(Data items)
________________________________________

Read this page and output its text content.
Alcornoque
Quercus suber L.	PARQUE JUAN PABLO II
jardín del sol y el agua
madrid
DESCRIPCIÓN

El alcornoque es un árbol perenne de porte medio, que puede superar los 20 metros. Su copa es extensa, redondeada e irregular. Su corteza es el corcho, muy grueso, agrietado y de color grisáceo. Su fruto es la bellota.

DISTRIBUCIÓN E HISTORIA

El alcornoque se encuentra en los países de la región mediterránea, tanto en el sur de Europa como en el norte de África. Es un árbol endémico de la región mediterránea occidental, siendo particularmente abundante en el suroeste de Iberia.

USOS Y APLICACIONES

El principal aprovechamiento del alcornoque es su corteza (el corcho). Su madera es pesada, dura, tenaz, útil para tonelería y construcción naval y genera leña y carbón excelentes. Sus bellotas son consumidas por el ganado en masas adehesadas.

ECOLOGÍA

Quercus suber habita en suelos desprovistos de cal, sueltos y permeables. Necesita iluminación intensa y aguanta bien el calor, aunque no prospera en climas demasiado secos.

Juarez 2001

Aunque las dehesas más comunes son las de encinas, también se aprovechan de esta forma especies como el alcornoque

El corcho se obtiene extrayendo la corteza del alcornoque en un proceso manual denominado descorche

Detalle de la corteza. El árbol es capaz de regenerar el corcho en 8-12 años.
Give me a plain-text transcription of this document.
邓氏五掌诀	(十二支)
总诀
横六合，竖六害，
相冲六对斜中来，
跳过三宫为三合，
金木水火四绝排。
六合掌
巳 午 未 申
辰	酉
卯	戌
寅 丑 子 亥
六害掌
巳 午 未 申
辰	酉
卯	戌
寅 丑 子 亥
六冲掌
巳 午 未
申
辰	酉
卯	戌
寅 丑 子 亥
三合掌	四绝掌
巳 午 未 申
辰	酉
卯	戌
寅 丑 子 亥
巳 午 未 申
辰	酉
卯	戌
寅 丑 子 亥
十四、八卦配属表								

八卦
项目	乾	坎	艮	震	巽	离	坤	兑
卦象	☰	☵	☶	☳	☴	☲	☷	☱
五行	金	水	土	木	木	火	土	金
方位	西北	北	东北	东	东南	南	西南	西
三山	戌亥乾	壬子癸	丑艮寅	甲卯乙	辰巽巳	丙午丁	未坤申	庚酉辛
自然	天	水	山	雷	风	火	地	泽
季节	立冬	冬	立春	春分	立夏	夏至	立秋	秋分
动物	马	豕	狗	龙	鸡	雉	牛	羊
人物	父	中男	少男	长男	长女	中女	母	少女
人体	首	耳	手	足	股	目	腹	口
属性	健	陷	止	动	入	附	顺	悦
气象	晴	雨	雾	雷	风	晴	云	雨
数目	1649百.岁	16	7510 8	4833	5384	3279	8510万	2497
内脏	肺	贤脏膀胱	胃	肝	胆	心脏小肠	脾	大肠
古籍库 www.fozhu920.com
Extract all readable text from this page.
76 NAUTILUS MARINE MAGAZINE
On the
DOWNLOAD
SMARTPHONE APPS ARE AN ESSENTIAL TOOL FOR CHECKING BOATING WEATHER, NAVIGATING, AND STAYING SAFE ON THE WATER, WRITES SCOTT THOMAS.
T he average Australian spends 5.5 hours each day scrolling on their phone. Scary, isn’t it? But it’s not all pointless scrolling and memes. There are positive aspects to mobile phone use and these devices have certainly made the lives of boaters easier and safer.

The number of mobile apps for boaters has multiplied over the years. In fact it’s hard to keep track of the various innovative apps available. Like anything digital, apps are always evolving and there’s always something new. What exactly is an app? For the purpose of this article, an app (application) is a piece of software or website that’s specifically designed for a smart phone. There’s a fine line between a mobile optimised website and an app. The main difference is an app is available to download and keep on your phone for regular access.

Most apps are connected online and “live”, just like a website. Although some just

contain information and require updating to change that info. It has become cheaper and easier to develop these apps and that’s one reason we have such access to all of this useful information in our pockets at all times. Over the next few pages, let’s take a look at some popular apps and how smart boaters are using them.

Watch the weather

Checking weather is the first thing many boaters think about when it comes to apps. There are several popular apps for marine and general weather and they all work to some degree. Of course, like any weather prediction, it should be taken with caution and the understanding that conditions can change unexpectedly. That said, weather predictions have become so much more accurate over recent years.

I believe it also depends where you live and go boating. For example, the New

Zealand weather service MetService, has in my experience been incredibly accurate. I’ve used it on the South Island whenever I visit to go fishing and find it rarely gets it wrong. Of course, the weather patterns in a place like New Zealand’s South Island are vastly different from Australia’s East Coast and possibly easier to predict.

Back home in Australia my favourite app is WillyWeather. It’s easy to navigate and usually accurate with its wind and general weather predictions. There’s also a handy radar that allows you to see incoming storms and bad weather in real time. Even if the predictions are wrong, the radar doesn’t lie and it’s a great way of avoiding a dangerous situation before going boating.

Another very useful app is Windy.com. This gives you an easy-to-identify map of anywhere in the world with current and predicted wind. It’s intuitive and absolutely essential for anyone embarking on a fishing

________________________________________

Emit the full listing verbatim.

ANSWER BELOW.
Read this page and output its text content.
Alcornoque
Quercus suber L.	PARQUE JUAN PABLO II
jardín del sol y el agua
madrid
DESCRIPCIÓN

El alcornoque es un árbol perenne de porte medio, que puede superar los 20 metros. Su copa es extensa, redondeada e irregular. Su corteza es el corcho, muy grueso, agrietado y de color grisáceo. Su fruto es la bellota.

DISTRIBUCIÓN E HISTORIA

El alcornoque se encuentra en los países de la región mediterránea, tanto en el sur de Europa como en el norte de África. Es un árbol endémico de la región mediterránea occidental, siendo particularmente abundante en el suroeste de Iberia.

USOS Y APLICACIONES

El principal aprovechamiento del alcornoque es su corteza (el corcho). Su madera es pesada, dura, tenaz, útil para tonelería y construcción naval y genera leña y carbón excelentes. Sus bellotas son consumidas por el ganado en masas adehesadas.

ECOLOGÍA

Quercus suber habita en suelos desprovistos de cal, sueltos y permeables. Necesita iluminación intensa y aguanta bien el calor, aunque no prospera en climas demasiado secos.

Juarez 2001

Aunque las dehesas más comunes son las de encinas, también se aprovechan de esta forma especies como el alcornoque

El corcho se obtiene extrayendo la corteza del alcornoque en un proceso manual denominado descorche

Detalle de la corteza. El árbol es capaz de regenerar el corcho en 8-12 años.
Give me a plain-text transcription of this document.
邓氏五掌诀	(十二支)
总诀
横六合，竖六害，
相冲六对斜中来，
跳过三宫为三合，
金木水火四绝排。
六合掌
巳 午 未 申
辰	酉
卯	戌
寅 丑 子 亥
六害掌
巳 午 未 申
辰	酉
卯	戌
寅 丑 子 亥
六冲掌
巳 午 未
申
辰	酉
卯	戌
寅 丑 子 亥
三合掌	四绝掌
巳 午 未 申
辰	酉
卯	戌
寅 丑 子 亥
巳 午 未 申
辰	酉
卯	戌
寅 丑 子 亥
十四、八卦配属表								

八卦
项目	乾	坎	艮	震	巽	离	坤	兑
卦象	☰	☵	☶	☳	☴	☲	☷	☱
五行	金	水	土	木	木	火	土	金
方位	西北	北	东北	东	东南	南	西南	西
三山	戌亥乾	壬子癸	丑艮寅	甲卯乙	辰巽巳	丙午丁	未坤申	庚酉辛
自然	天	水	山	雷	风	火	地	泽
季节	立冬	冬	立春	春分	立夏	夏至	立秋	秋分
动物	马	豕	狗	龙	鸡	雉	牛	羊
人物	父	中男	少男	长男	长女	中女	母	少女
人体	首	耳	手	足	股	目	腹	口
属性	健	陷	止	动	入	附	顺	悦
气象	晴	雨	雾	雷	风	晴	云	雨
数目	1649百.岁	16	7510 8	4833	5384	3279	8510万	2497
内脏	肺	贤脏膀胱	胃	肝	胆	心脏小肠	脾	大肠
古籍库 www.fozhu920.com
Extract all readable text from this page.
76 NAUTILUS MARINE MAGAZINE
On the
DOWNLOAD
SMARTPHONE APPS ARE AN ESSENTIAL TOOL FOR CHECKING BOATING WEATHER, NAVIGATING, AND STAYING SAFE ON THE WATER, WRITES SCOTT THOMAS.
T he average Australian spends 5.5 hours each day scrolling on their phone. Scary, isn’t it? But it’s not all pointless scrolling and memes. There are positive aspects to mobile phone use and these devices have certainly made the lives of boaters easier and safer.

The number of mobile apps for boaters has multiplied over the years. In fact it’s hard to keep track of the various innovative apps available. Like anything digital, apps are always evolving and there’s always something new. What exactly is an app? For the purpose of this article, an app (application) is a piece of software or website that’s specifically designed for a smart phone. There’s a fine line between a mobile optimised website and an app. The main difference is an app is available to download and keep on your phone for regular access.

Most apps are connected online and “live”, just like a website. Although some just

contain information and require updating to change that info. It has become cheaper and easier to develop these apps and that’s one reason we have such access to all of this useful information in our pockets at all times. Over the next few pages, let’s take a look at some popular apps and how smart boaters are using them.

Watch the weather

Checking weather is the first thing many boaters think about when it comes to apps. There are several popular apps for marine and general weather and they all work to some degree. Of course, like any weather prediction, it should be taken with caution and the understanding that conditions can change unexpectedly. That said, weather predictions have become so much more accurate over recent years.

I believe it also depends where you live and go boating. For example, the New

Zealand weather service MetService, has in my experience been incredibly accurate. I’ve used it on the South Island whenever I visit to go fishing and find it rarely gets it wrong. Of course, the weather patterns in a place like New Zealand’s South Island are vastly different from Australia’s East Coast and possibly easier to predict.

Back home in Australia my favourite app is WillyWeather. It’s easy to navigate and usually accurate with its wind and general weather predictions. There’s also a handy radar that allows you to see incoming storms and bad weather in real time. Even if the predictions are wrong, the radar doesn’t lie and it’s a great way of avoiding a dangerous situation before going boating.

Another very useful app is Windy.com. This gives you an easy-to-identify map of anywhere in the world with current and predicted wind. It’s intuitive and absolutely essential for anyone embarking on a fishing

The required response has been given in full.